There’s a thing called a constant feedback loop. America and Britain have been in one of those for 50 years now. It has utterly destroyed Britain, and it’s about to destroy us as well.
Monty Python was the vehicle for completing a circle that first began in the 19th century with an Oxford essay arguing for the inevitability of atheism. It was at first denounced but slowly captured the university after the horrific trauma of WWI, until it came to dominate all British intellectual endeavors and had, finally, to be delivered to the masses in the form of popular culture, specifically entertainment.
Monty Python is symbolic more than instrumental. We’ll get to instrumental later. Python in the U.S. was largely a function of PBS, a brand of intellectual superiority for the elites through the mechanism of humor. Whatever they were making fun of was also a means of declaring their fundamental identities as elites who could see through it all. The challenge they posed was getting the joke, whatever it was and however obliquely it related to the lives of their audience. You get the joke, you’re in the club.
The dead parrot sketch. Dead is dead. The aristocratic twit competition. No, we weren’t born with titles, we’re just smarter… because Oxbridge. Are you? The old ladies in kerchiefs, Pythons in drag, hilarious and easily translatable to dim Midwestern moms across the pond. Just a joke. Did you get it? BBC presenters with their manicured west London accents and dully pompous questions. They know nothing. Why listen? The Ministry of Silly Walks. What your government is spending your taxes on. Lumberjacks who are secretly gay cross-dressers. Manliness is not a thing anymore in the Oxbridge scheme of things.

* * * * * * *

PROBLEM STATEMENT
Reproduce the part of the Monty Python commentary starting at "Monty Python is" and ending at "in the club.".

MATERIAL SHOWN
* * * * * * *

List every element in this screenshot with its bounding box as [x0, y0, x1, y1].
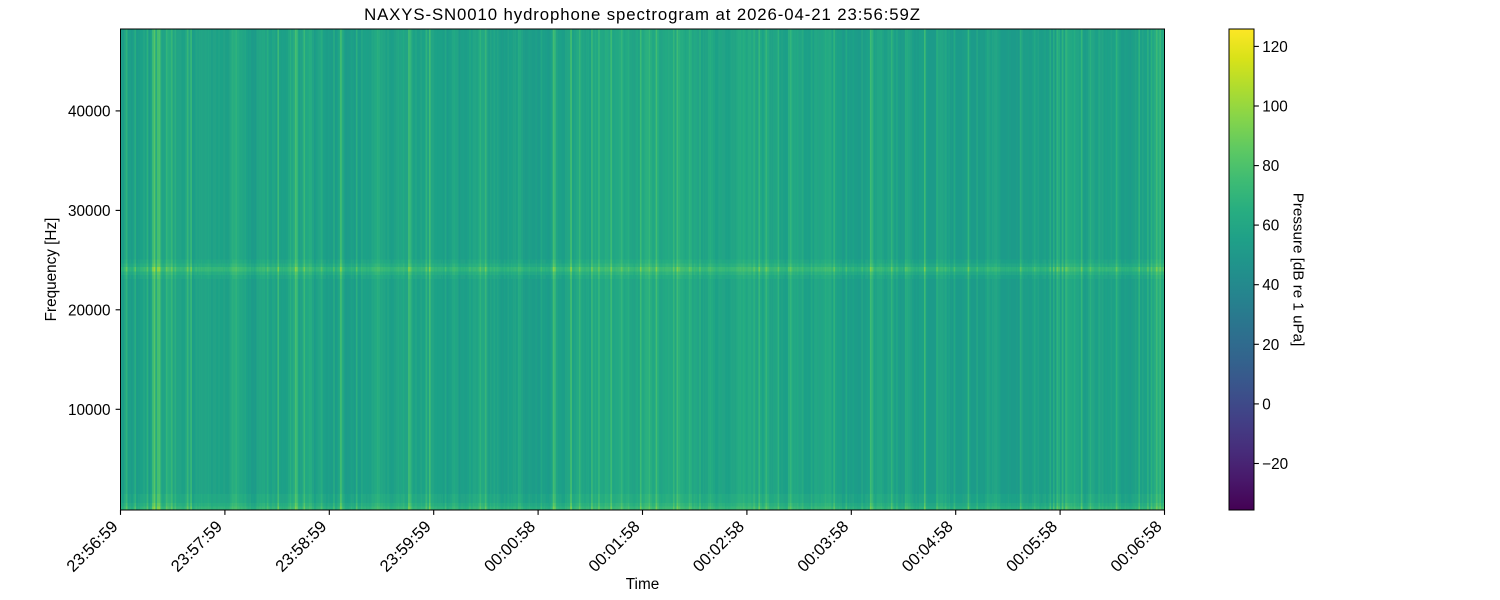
svg-text:Pressure [dB re 1 uPa]: Pressure [dB re 1 uPa] — [1290, 193, 1307, 347]
svg-text:20000: 20000 — [68, 302, 111, 319]
svg-text:Time: Time — [626, 576, 659, 593]
svg-text:NAXYS-SN0010 hydrophone spectr: NAXYS-SN0010 hydrophone spectrogram at 2… — [364, 5, 921, 24]
svg-text:80: 80 — [1262, 158, 1279, 175]
svg-text:Frequency [Hz]: Frequency [Hz] — [43, 218, 60, 322]
svg-text:10000: 10000 — [68, 402, 111, 419]
svg-text:20: 20 — [1262, 337, 1279, 354]
svg-text:60: 60 — [1262, 218, 1279, 235]
svg-text:−20: −20 — [1262, 456, 1288, 473]
svg-text:0: 0 — [1262, 396, 1271, 413]
svg-text:30000: 30000 — [68, 203, 111, 220]
svg-text:100: 100 — [1262, 99, 1288, 116]
svg-text:40000: 40000 — [68, 103, 111, 120]
svg-text:120: 120 — [1262, 39, 1288, 56]
svg-text:40: 40 — [1262, 277, 1279, 294]
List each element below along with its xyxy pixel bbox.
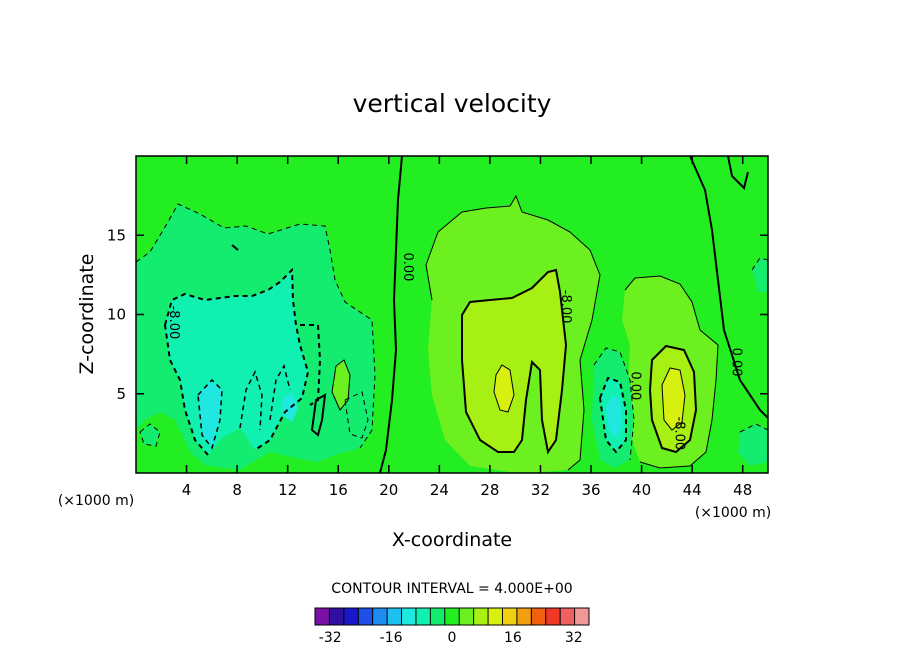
chart-title: vertical velocity xyxy=(353,89,552,118)
x-axis: 4 8 12 16 20 24 28 32 36 40 44 48 xyxy=(182,156,752,499)
colorbar-swatch xyxy=(502,608,518,625)
colorbar-swatch xyxy=(430,608,446,625)
colorbar-tick-label: 32 xyxy=(565,630,583,646)
contour-label: 0.00 xyxy=(400,252,415,281)
colorbar-swatch xyxy=(574,608,590,625)
colorbar-swatch xyxy=(488,608,503,625)
contour-label-text: 0.00 xyxy=(400,252,415,281)
region-pos8-center xyxy=(462,270,566,452)
contour-label-text: 0.00 xyxy=(627,371,642,400)
x-tick-label: 12 xyxy=(278,481,297,499)
colorbar-tick-label: -32 xyxy=(319,630,342,646)
contour-label-text: -8.00 xyxy=(672,417,687,451)
x-tick-label: 40 xyxy=(632,481,651,499)
region-neg4-edge-right xyxy=(752,258,768,292)
region-neg12-right xyxy=(606,395,622,438)
contour-label-text: -8.00 xyxy=(558,290,573,324)
colorbar-tick-label: 0 xyxy=(448,630,457,646)
colorbar-swatch xyxy=(415,608,431,625)
positive-contours xyxy=(331,194,719,471)
region-neg12-left-b xyxy=(282,392,298,422)
colorbar: -32 -16 0 16 32 xyxy=(314,607,590,646)
contour-interval-label: CONTOUR INTERVAL = 4.000E+00 xyxy=(331,581,572,597)
region-neg4-bottom xyxy=(345,392,368,438)
contour-field: -8.00 0.00 -8.00 0.00 -8.00 0.00 xyxy=(136,156,768,473)
colorbar-swatch xyxy=(516,608,532,625)
colorbar-swatch xyxy=(315,608,330,625)
colorbar-swatch xyxy=(444,608,460,625)
region-neg4-small xyxy=(140,424,160,446)
contour-label: 0.00 xyxy=(728,348,743,377)
x-tick-label: 20 xyxy=(379,481,398,499)
x-tick-label: 16 xyxy=(329,481,348,499)
contour-label: 0.00 xyxy=(627,371,642,400)
region-neg4-far-right xyxy=(738,424,768,466)
contour-label-group: -8.00 0.00 -8.00 0.00 -8.00 0.00 xyxy=(166,252,743,450)
colorbar-swatch xyxy=(358,608,373,625)
x-tick-label: 44 xyxy=(683,481,702,499)
colorbar-swatch xyxy=(459,608,474,625)
x-tick-label: 24 xyxy=(430,481,449,499)
x-tick-label: 28 xyxy=(480,481,499,499)
x-axis-label: X-coordinate xyxy=(392,529,512,551)
colorbar-swatch xyxy=(531,608,547,625)
x-tick-label: 36 xyxy=(581,481,600,499)
colorbar-swatch xyxy=(473,608,489,625)
colorbar-tick-label: 16 xyxy=(504,630,522,646)
colorbar-swatch xyxy=(329,608,345,625)
y-axis-label: Z-coordinate xyxy=(76,254,98,375)
colorbar-swatch xyxy=(372,608,388,625)
x-tick-label: 48 xyxy=(733,481,752,499)
x-tick-label: 8 xyxy=(232,481,242,499)
region-pos12-right xyxy=(662,368,685,430)
y-tick-label: 5 xyxy=(116,385,126,403)
negative-contours xyxy=(136,203,768,461)
contour-label: -8.00 xyxy=(672,417,687,451)
region-pos4-small xyxy=(332,360,350,410)
y-axis: 5 10 15 xyxy=(107,226,768,403)
colorbar-swatch xyxy=(387,608,402,625)
region-neg12-left-a xyxy=(198,380,222,448)
colorbar-swatch xyxy=(560,608,575,625)
y-tick-label: 10 xyxy=(107,306,126,324)
region-pos12-center xyxy=(494,365,514,412)
y-tick-label: 15 xyxy=(107,226,126,244)
colorbar-swatch xyxy=(401,608,417,625)
contour-label: -8.00 xyxy=(558,290,573,324)
colorbar-swatch xyxy=(343,608,359,625)
x-unit-right-label: (×1000 m) xyxy=(695,505,771,521)
colorbar-frame xyxy=(314,607,590,626)
x-tick-label: 32 xyxy=(531,481,550,499)
colorbar-tick-label: -16 xyxy=(380,630,403,646)
contour-label-text: -8.00 xyxy=(166,306,181,340)
x-tick-label: 4 xyxy=(182,481,192,499)
colorbar-swatch xyxy=(545,608,561,625)
x-unit-left-label: (×1000 m) xyxy=(58,493,134,509)
contour-label-text: 0.00 xyxy=(728,348,743,377)
contour-label: -8.00 xyxy=(166,306,181,340)
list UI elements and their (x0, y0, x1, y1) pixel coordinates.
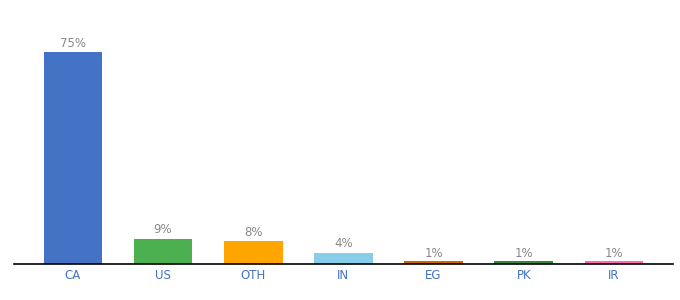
Bar (585, 261, 643, 264)
Text: 75%: 75% (60, 37, 86, 50)
Text: 1%: 1% (605, 247, 624, 260)
Text: 9%: 9% (154, 223, 172, 236)
Bar (44, 52, 102, 264)
Bar (314, 253, 373, 264)
Text: 1%: 1% (424, 247, 443, 260)
Bar (134, 238, 192, 264)
Bar (494, 261, 553, 264)
Bar (405, 261, 463, 264)
Text: 1%: 1% (515, 247, 533, 260)
Bar (224, 242, 282, 264)
Text: 8%: 8% (244, 226, 262, 239)
Text: 4%: 4% (334, 237, 353, 250)
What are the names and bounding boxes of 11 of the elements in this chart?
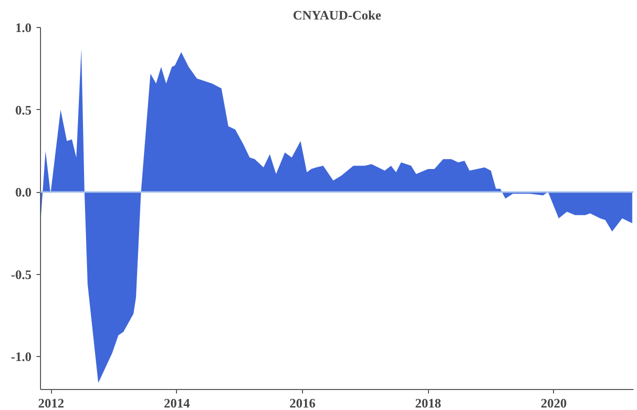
y-tick-label: 0.5 bbox=[15, 102, 32, 118]
y-tick-label: -1.0 bbox=[10, 349, 32, 364]
y-tick-label: -0.5 bbox=[10, 266, 32, 282]
x-tick-label: 2016 bbox=[289, 396, 316, 410]
y-tick-label: 1.0 bbox=[15, 20, 32, 35]
x-tick-label: 2018 bbox=[415, 396, 442, 410]
x-tick-label: 2014 bbox=[164, 396, 190, 410]
y-tick-label: 0.0 bbox=[15, 184, 32, 200]
x-tick-label: 2012 bbox=[38, 396, 64, 410]
x-tick-label: 2020 bbox=[540, 396, 567, 410]
chart-title: CNYAUD-Coke bbox=[292, 8, 382, 22]
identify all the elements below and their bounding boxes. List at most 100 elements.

* * * * * * *

RESPONSE TO THE EXERCISE
Monty Python is symbolic more than instrumental. We’ll get to instrumental later. Python in the U.S. was largely a function of PBS, a brand of intellectual superiority for the elites through the mechanism of humor. Whatever they were making fun of was also a means of declaring their fundamental identities as elites who could see through it all. The challenge they posed was getting the joke, whatever it was and however obliquely it related to the lives of their audience. You get the joke, you’re in the club.